Reading passage:
Whole-genome polymorphisms and relatedness of rice varieties circulating in the Mediterranean market
Authors: Hugo M. Rodrigues, M. Beatriz Vieira, Pedro M. Barros, M. Margarida Oliveira (ITQB NOVA, Oeiras Portugal)
This repository holds all scripts created and used for the elaboration of the Whole-genome polymorphisms and relatedness of rice varieties circulating in the Mediterranean market research article. Currently under revision
Required Tool(s)
- bwa-mem (v0.7.17)
- gatk (v4.1.3.0) OR docker (20.10.21)
- samtools (v1.7)
Download Data
mkdir tracerice
./getVarieties.sh # this might take a while
wget https://ftp.ensemblgenomes.ebi.ac.uk/pub/plants/release-59/fasta/oryza_sativa/dna/Oryza_sativa.IRGSP-1.0.dna.toplevel.fa.gz # Oryza sativa reference genome
wget https://ftp.ensemblgenomes.ebi.ac.uk/pub/plants/release-59/variation/vcf/oryza_sativa/oryza_sativa.vcf.gz # known Oryza sativa variants
Mapping and processing
bwa index Oryza_sativa.IRGSP-1.0.dna.toplevel.fa
./map_bwamem.sh
./sam_to_bam.sh sample_list.txt
Additional steps before GATK BaseRecalibrator
# Add sample read groups
samtools addreplacerg -r ID:Bomba -r LB:BombaLB -r SM:Bomba -r PL:ILLUMINA -o align_Bomba/Bomba_RGdedup.bam -O BAM align_Bomba/Bomba_dedup.bam
samtools addreplacerg -r ID:Puntal -r LB:PuntalLB -r SM:Puntal -r PL:ILLUMINA -o Puntal_RGdedup.bam -O BAM Puntal_dedup.bam
# Connect with GATK using Docker
docker pull broadinstitute/gatk:latest
docker run -v ~/tracerice:/gatk/data -it broadinstitute/gatk:latest
# Prepare required files
samtools faidx Oryza_sativa.IRGSP-1.0.dna.toplevel.fa
gatk CreateSequenceDictionary -R Oryza_sativa.IRGSP-1.0.dna.toplevel.fa
gzip -d oryza_sativa.vcf.gz
gatk IndexFeatureFile -I oryza_sativa.vcf
GATK BaseRecalibrator
./bqsr.sh sample_list.txt
GATK HaplotypeCaller
./haplotype_caller.sh
GATK CombineGVCFs & GenotypeGVCFs
./get_cohort_vcf.sh
Filter variants using GATK SelectVariants & VariantFiltration
./filter_vcf.sh
Required Tool(s)

Supplied entries:
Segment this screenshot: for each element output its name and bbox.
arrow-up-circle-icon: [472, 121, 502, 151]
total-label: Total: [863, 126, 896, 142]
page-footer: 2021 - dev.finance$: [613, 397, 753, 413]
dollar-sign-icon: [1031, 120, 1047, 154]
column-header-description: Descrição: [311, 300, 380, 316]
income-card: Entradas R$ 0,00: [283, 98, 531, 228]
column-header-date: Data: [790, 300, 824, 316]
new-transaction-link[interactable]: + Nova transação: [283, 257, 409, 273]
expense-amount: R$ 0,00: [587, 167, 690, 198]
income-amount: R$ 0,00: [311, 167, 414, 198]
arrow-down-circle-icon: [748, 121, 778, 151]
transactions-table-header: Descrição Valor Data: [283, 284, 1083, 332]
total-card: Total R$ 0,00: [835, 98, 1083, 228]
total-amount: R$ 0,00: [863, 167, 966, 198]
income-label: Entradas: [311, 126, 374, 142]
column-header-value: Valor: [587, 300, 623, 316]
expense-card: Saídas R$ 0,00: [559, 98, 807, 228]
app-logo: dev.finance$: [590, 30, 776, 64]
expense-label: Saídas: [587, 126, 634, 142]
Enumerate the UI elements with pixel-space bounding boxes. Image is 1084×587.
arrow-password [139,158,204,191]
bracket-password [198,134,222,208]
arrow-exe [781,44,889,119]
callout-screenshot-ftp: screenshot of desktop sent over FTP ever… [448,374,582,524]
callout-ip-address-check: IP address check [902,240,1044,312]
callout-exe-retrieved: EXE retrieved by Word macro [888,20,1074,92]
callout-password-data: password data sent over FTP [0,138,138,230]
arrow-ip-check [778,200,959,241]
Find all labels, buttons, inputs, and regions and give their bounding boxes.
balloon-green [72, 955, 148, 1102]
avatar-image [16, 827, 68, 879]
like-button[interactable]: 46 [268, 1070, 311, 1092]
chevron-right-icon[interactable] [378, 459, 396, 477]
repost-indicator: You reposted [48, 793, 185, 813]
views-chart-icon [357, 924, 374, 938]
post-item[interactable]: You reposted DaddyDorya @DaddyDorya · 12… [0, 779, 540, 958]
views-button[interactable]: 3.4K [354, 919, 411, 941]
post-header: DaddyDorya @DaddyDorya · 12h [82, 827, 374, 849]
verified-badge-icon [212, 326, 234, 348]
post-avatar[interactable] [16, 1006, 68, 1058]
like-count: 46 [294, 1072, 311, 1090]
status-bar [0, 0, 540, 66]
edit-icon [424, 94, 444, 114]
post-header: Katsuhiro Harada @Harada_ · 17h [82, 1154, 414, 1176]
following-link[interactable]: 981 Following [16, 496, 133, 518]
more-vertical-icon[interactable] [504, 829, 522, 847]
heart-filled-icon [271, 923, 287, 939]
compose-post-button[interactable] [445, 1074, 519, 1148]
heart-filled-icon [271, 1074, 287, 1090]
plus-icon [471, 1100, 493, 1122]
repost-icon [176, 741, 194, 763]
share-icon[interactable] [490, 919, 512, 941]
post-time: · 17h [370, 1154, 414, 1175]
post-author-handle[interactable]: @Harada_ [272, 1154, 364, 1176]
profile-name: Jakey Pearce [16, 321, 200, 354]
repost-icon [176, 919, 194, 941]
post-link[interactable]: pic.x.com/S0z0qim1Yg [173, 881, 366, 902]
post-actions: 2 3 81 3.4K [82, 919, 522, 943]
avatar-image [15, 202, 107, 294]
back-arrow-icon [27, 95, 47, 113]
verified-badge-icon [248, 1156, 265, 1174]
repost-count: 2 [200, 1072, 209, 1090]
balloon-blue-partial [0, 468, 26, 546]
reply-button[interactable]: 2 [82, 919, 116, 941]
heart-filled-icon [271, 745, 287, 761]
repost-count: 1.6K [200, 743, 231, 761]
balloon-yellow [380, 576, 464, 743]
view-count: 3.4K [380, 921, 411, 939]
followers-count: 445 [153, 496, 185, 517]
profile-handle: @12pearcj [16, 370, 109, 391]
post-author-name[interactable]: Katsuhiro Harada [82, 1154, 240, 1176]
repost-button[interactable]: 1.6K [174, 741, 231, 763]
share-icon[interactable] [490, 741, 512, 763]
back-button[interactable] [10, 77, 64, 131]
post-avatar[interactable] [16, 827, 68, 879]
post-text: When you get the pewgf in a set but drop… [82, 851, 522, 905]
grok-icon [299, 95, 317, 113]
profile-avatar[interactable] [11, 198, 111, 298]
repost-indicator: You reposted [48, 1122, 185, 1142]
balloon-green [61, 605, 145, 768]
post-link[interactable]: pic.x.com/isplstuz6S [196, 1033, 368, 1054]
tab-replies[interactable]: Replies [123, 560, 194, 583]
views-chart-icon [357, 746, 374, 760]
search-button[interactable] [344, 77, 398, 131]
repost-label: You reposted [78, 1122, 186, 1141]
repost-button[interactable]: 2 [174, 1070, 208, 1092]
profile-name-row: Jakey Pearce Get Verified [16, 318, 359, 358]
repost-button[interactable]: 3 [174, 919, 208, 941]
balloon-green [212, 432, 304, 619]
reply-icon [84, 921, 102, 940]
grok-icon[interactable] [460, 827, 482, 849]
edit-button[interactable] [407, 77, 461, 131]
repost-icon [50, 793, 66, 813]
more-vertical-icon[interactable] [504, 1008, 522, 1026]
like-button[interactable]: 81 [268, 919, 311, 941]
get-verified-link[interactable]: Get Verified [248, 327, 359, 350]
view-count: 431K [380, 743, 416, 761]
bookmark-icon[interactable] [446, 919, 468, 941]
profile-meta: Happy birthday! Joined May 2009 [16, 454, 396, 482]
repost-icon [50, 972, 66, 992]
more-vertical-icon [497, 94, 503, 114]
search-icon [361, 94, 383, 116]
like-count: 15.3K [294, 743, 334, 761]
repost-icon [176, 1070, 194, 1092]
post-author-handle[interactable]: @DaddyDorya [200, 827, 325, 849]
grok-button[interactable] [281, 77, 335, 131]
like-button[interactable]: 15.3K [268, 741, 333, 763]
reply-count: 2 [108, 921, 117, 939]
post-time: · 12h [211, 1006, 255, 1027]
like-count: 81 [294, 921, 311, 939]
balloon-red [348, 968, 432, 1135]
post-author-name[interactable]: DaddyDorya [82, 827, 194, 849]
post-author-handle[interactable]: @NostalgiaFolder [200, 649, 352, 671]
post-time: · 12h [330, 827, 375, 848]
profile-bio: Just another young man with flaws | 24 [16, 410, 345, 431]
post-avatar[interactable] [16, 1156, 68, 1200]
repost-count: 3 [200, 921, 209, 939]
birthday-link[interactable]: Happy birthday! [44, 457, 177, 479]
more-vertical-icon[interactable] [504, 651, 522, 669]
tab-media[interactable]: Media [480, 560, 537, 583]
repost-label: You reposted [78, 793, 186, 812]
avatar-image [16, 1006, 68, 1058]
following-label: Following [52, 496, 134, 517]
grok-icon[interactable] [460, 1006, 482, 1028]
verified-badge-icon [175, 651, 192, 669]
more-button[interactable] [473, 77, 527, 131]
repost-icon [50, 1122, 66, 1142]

Your goal: In the rice variety repository page, which version of samtools is listed as a required tool?

Reply to the task: v1.7